_RECORD SET_
+++++

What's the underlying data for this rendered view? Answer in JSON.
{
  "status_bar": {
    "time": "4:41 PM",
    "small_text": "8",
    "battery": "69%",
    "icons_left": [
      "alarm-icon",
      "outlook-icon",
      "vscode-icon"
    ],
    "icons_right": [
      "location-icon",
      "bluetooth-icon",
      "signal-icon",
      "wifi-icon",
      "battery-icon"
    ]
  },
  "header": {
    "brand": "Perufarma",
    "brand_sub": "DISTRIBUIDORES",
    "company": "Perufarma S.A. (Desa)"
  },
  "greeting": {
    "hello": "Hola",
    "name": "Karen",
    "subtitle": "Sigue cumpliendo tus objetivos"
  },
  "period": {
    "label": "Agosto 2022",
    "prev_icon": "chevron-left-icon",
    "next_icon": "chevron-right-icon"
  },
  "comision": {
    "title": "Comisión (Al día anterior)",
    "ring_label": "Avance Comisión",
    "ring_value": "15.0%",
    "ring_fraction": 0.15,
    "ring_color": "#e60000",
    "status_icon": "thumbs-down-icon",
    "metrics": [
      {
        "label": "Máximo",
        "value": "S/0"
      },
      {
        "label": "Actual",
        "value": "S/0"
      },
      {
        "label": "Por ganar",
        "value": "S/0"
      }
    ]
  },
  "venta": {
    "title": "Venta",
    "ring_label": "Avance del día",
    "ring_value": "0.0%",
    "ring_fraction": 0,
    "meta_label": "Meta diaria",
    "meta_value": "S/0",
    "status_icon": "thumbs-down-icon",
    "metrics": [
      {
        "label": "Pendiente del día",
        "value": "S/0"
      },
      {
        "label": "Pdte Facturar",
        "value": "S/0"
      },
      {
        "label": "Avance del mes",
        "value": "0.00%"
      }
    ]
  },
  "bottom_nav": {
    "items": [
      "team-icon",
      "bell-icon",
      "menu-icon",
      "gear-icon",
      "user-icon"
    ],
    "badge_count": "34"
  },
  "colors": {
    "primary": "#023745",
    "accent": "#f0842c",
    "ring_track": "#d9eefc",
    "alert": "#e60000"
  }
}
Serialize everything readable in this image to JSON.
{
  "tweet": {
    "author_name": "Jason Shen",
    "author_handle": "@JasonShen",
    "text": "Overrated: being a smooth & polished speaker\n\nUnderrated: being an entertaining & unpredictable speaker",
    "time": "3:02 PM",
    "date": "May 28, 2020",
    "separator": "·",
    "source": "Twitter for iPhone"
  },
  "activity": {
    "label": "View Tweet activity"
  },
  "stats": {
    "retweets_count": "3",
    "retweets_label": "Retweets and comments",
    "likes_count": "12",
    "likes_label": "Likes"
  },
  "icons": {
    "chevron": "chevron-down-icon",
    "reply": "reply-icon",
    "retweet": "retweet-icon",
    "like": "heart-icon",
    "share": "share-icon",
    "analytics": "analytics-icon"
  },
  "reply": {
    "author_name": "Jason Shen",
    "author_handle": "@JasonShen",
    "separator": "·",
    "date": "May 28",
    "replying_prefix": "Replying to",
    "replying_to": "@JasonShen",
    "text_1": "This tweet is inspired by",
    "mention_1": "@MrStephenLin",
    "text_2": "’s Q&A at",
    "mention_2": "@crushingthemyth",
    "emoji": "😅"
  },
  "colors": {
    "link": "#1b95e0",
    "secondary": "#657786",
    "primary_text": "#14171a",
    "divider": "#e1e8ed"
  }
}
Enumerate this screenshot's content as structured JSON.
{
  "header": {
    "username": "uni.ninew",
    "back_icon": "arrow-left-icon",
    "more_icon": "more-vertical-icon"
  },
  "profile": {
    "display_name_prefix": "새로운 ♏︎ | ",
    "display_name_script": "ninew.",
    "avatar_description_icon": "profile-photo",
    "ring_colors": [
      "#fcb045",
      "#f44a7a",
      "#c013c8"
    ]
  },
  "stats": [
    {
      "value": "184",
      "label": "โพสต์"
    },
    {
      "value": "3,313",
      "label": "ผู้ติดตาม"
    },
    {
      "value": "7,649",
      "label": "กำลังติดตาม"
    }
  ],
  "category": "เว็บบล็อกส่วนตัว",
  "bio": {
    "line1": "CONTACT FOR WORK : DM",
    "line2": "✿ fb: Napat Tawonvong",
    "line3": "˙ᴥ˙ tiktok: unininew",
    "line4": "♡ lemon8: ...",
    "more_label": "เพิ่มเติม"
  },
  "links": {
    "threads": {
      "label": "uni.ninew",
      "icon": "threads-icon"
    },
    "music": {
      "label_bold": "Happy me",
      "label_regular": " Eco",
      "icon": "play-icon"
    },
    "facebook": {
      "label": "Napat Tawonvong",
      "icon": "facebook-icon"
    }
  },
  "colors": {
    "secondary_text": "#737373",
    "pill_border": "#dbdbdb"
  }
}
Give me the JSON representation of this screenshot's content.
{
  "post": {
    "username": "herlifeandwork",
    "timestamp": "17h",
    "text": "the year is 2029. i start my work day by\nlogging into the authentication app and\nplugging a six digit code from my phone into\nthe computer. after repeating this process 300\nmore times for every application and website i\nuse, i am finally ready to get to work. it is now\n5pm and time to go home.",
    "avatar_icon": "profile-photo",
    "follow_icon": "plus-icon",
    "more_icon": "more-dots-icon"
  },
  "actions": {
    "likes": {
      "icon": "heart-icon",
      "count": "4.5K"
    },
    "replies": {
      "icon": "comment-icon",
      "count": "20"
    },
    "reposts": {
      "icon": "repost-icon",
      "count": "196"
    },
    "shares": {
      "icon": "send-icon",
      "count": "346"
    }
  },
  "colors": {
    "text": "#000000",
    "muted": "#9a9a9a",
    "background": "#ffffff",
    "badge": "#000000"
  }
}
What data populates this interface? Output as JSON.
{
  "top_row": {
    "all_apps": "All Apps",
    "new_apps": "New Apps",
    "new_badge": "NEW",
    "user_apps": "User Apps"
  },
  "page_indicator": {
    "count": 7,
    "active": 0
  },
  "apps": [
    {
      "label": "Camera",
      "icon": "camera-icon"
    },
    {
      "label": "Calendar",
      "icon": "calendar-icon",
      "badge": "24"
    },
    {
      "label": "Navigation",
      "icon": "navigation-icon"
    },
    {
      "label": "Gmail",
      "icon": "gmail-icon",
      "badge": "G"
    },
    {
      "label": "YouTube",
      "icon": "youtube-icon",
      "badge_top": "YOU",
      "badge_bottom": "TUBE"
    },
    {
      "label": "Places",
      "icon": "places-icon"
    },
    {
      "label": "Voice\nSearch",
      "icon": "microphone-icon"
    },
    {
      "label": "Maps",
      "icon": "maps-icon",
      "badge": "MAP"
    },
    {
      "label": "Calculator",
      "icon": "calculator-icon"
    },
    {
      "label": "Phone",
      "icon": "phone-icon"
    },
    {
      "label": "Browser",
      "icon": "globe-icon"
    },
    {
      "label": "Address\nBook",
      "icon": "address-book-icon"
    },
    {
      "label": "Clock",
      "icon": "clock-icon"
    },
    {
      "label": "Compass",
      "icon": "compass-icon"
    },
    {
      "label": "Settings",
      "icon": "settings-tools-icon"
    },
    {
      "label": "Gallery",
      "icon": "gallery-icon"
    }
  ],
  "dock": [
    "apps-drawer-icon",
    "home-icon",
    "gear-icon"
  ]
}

+++++

Print out the whole listing exactly as it appears.

What's the underlying data for this rendered view? Answer in JSON.
{
  "status_bar": {
    "time": "4:41 PM",
    "small_text": "8",
    "battery": "69%",
    "icons_left": [
      "alarm-icon",
      "outlook-icon",
      "vscode-icon"
    ],
    "icons_right": [
      "location-icon",
      "bluetooth-icon",
      "signal-icon",
      "wifi-icon",
      "battery-icon"
    ]
  },
  "header": {
    "brand": "Perufarma",
    "brand_sub": "DISTRIBUIDORES",
    "company": "Perufarma S.A. (Desa)"
  },
  "greeting": {
    "hello": "Hola",
    "name": "Karen",
    "subtitle": "Sigue cumpliendo tus objetivos"
  },
  "period": {
    "label": "Agosto 2022",
    "prev_icon": "chevron-left-icon",
    "next_icon": "chevron-right-icon"
  },
  "comision": {
    "title": "Comisión (Al día anterior)",
    "ring_label": "Avance Comisión",
    "ring_value": "15.0%",
    "ring_fraction": 0.15,
    "ring_color": "#e60000",
    "status_icon": "thumbs-down-icon",
    "metrics": [
      {
        "label": "Máximo",
        "value": "S/0"
      },
      {
        "label": "Actual",
        "value": "S/0"
      },
      {
        "label": "Por ganar",
        "value": "S/0"
      }
    ]
  },
  "venta": {
    "title": "Venta",
    "ring_label": "Avance del día",
    "ring_value": "0.0%",
    "ring_fraction": 0,
    "meta_label": "Meta diaria",
    "meta_value": "S/0",
    "status_icon": "thumbs-down-icon",
    "metrics": [
      {
        "label": "Pendiente del día",
        "value": "S/0"
      },
      {
        "label": "Pdte Facturar",
        "value": "S/0"
      },
      {
        "label": "Avance del mes",
        "value": "0.00%"
      }
    ]
  },
  "bottom_nav": {
    "items": [
      "team-icon",
      "bell-icon",
      "menu-icon",
      "gear-icon",
      "user-icon"
    ],
    "badge_count": "34"
  },
  "colors": {
    "primary": "#023745",
    "accent": "#f0842c",
    "ring_track": "#d9eefc",
    "alert": "#e60000"
  }
}
Serialize everything readable in this image to JSON.
{
  "tweet": {
    "author_name": "Jason Shen",
    "author_handle": "@JasonShen",
    "text": "Overrated: being a smooth & polished speaker\n\nUnderrated: being an entertaining & unpredictable speaker",
    "time": "3:02 PM",
    "date": "May 28, 2020",
    "separator": "·",
    "source": "Twitter for iPhone"
  },
  "activity": {
    "label": "View Tweet activity"
  },
  "stats": {
    "retweets_count": "3",
    "retweets_label": "Retweets and comments",
    "likes_count": "12",
    "likes_label": "Likes"
  },
  "icons": {
    "chevron": "chevron-down-icon",
    "reply": "reply-icon",
    "retweet": "retweet-icon",
    "like": "heart-icon",
    "share": "share-icon",
    "analytics": "analytics-icon"
  },
  "reply": {
    "author_name": "Jason Shen",
    "author_handle": "@JasonShen",
    "separator": "·",
    "date": "May 28",
    "replying_prefix": "Replying to",
    "replying_to": "@JasonShen",
    "text_1": "This tweet is inspired by",
    "mention_1": "@MrStephenLin",
    "text_2": "’s Q&A at",
    "mention_2": "@crushingthemyth",
    "emoji": "😅"
  },
  "colors": {
    "link": "#1b95e0",
    "secondary": "#657786",
    "primary_text": "#14171a",
    "divider": "#e1e8ed"
  }
}
Enumerate this screenshot's content as structured JSON.
{
  "header": {
    "username": "uni.ninew",
    "back_icon": "arrow-left-icon",
    "more_icon": "more-vertical-icon"
  },
  "profile": {
    "display_name_prefix": "새로운 ♏︎ | ",
    "display_name_script": "ninew.",
    "avatar_description_icon": "profile-photo",
    "ring_colors": [
      "#fcb045",
      "#f44a7a",
      "#c013c8"
    ]
  },
  "stats": [
    {
      "value": "184",
      "label": "โพสต์"
    },
    {
      "value": "3,313",
      "label": "ผู้ติดตาม"
    },
    {
      "value": "7,649",
      "label": "กำลังติดตาม"
    }
  ],
  "category": "เว็บบล็อกส่วนตัว",
  "bio": {
    "line1": "CONTACT FOR WORK : DM",
    "line2": "✿ fb: Napat Tawonvong",
    "line3": "˙ᴥ˙ tiktok: unininew",
    "line4": "♡ lemon8: ...",
    "more_label": "เพิ่มเติม"
  },
  "links": {
    "threads": {
      "label": "uni.ninew",
      "icon": "threads-icon"
    },
    "music": {
      "label_bold": "Happy me",
      "label_regular": " Eco",
      "icon": "play-icon"
    },
    "facebook": {
      "label": "Napat Tawonvong",
      "icon": "facebook-icon"
    }
  },
  "colors": {
    "secondary_text": "#737373",
    "pill_border": "#dbdbdb"
  }
}
Give me the JSON representation of this screenshot's content.
{
  "post": {
    "username": "herlifeandwork",
    "timestamp": "17h",
    "text": "the year is 2029. i start my work day by\nlogging into the authentication app and\nplugging a six digit code from my phone into\nthe computer. after repeating this process 300\nmore times for every application and website i\nuse, i am finally ready to get to work. it is now\n5pm and time to go home.",
    "avatar_icon": "profile-photo",
    "follow_icon": "plus-icon",
    "more_icon": "more-dots-icon"
  },
  "actions": {
    "likes": {
      "icon": "heart-icon",
      "count": "4.5K"
    },
    "replies": {
      "icon": "comment-icon",
      "count": "20"
    },
    "reposts": {
      "icon": "repost-icon",
      "count": "196"
    },
    "shares": {
      "icon": "send-icon",
      "count": "346"
    }
  },
  "colors": {
    "text": "#000000",
    "muted": "#9a9a9a",
    "background": "#ffffff",
    "badge": "#000000"
  }
}
What data populates this interface? Output as JSON.
{
  "top_row": {
    "all_apps": "All Apps",
    "new_apps": "New Apps",
    "new_badge": "NEW",
    "user_apps": "User Apps"
  },
  "page_indicator": {
    "count": 7,
    "active": 0
  },
  "apps": [
    {
      "label": "Camera",
      "icon": "camera-icon"
    },
    {
      "label": "Calendar",
      "icon": "calendar-icon",
      "badge": "24"
    },
    {
      "label": "Navigation",
      "icon": "navigation-icon"
    },
    {
      "label": "Gmail",
      "icon": "gmail-icon",
      "badge": "G"
    },
    {
      "label": "YouTube",
      "icon": "youtube-icon",
      "badge_top": "YOU",
      "badge_bottom": "TUBE"
    },
    {
      "label": "Places",
      "icon": "places-icon"
    },
    {
      "label": "Voice\nSearch",
      "icon": "microphone-icon"
    },
    {
      "label": "Maps",
      "icon": "maps-icon",
      "badge": "MAP"
    },
    {
      "label": "Calculator",
      "icon": "calculator-icon"
    },
    {
      "label": "Phone",
      "icon": "phone-icon"
    },
    {
      "label": "Browser",
      "icon": "globe-icon"
    },
    {
      "label": "Address\nBook",
      "icon": "address-book-icon"
    },
    {
      "label": "Clock",
      "icon": "clock-icon"
    },
    {
      "label": "Compass",
      "icon": "compass-icon"
    },
    {
      "label": "Settings",
      "icon": "settings-tools-icon"
    },
    {
      "label": "Gallery",
      "icon": "gallery-icon"
    }
  ],
  "dock": [
    "apps-drawer-icon",
    "home-icon",
    "gear-icon"
  ]
}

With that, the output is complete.